• **To do**
Spot each line in the records below where the word "date" occurs, then copy it.

(Rows from a figure dataset)
┄┄┄┄┄┄┄┄┄┄

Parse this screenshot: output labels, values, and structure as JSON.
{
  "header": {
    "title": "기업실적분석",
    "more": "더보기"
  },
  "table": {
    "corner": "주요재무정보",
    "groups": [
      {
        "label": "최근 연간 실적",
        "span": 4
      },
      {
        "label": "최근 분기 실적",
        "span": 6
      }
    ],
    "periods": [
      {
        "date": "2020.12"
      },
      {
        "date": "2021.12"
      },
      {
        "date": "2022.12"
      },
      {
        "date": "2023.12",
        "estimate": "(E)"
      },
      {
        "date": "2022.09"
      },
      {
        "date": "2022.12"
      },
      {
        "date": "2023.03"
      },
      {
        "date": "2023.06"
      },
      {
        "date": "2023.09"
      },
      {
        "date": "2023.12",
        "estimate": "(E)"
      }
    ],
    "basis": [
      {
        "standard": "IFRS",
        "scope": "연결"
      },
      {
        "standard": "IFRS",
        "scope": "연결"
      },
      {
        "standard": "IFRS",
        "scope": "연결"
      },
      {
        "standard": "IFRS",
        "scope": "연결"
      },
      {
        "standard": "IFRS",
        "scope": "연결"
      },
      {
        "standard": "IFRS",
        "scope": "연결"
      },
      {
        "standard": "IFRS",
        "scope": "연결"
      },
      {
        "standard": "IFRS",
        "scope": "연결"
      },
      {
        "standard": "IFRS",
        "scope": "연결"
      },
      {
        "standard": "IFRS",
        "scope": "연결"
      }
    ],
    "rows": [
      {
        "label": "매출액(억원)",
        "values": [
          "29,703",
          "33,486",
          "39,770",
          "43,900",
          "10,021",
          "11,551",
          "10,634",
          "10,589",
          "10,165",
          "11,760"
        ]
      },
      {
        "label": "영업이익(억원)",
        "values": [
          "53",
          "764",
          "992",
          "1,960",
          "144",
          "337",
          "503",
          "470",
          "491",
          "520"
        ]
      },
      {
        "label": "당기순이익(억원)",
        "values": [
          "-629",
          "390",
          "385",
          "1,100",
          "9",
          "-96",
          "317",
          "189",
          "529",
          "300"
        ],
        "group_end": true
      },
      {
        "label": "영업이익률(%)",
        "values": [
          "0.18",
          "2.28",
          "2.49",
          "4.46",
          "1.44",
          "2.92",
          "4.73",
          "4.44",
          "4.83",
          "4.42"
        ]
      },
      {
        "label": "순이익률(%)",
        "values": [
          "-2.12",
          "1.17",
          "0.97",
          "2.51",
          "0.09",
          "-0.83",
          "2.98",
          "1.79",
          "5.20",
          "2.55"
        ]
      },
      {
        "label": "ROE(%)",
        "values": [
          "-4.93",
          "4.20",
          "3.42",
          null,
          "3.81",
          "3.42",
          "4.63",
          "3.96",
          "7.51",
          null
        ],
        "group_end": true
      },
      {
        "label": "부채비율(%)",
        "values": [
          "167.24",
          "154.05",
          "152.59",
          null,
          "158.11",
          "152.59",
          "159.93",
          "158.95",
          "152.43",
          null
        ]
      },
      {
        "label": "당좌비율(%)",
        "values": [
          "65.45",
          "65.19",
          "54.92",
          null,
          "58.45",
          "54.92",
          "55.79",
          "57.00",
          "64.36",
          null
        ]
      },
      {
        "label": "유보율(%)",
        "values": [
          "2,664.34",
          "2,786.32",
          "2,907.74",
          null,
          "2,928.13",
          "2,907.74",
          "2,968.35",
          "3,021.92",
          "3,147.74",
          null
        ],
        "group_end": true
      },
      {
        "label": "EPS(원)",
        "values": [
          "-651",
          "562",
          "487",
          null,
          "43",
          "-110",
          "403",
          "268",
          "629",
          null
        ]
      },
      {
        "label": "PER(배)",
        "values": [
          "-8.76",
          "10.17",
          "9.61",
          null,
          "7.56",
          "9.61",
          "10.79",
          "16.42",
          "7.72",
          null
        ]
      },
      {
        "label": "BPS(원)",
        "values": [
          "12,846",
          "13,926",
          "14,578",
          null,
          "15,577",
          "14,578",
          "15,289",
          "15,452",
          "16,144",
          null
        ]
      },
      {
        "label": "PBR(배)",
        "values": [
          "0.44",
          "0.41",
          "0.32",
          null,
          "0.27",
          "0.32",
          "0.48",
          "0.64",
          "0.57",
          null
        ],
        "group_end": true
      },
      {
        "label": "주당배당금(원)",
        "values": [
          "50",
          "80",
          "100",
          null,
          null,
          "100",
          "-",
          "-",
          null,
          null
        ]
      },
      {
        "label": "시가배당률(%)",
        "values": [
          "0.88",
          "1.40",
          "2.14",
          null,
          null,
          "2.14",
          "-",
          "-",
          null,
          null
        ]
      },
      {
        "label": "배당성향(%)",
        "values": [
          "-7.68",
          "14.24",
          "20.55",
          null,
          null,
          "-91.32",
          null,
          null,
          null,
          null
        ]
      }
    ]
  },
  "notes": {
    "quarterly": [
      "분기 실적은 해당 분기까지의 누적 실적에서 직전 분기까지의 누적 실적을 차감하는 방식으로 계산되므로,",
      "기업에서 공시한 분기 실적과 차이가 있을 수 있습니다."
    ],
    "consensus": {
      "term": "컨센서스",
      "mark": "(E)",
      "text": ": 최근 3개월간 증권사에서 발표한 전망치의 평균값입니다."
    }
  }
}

┄┄┄┄┄┄┄┄┄┄

• **Solution to the problem**
        "date": "2020.12"
        "date": "2021.12"
        "date": "2022.12"
        "date": "2023.12",
        "date": "2022.09"
        "date": "2022.12"
        "date": "2023.03"
        "date": "2023.06"
        "date": "2023.09"
        "date": "2023.12",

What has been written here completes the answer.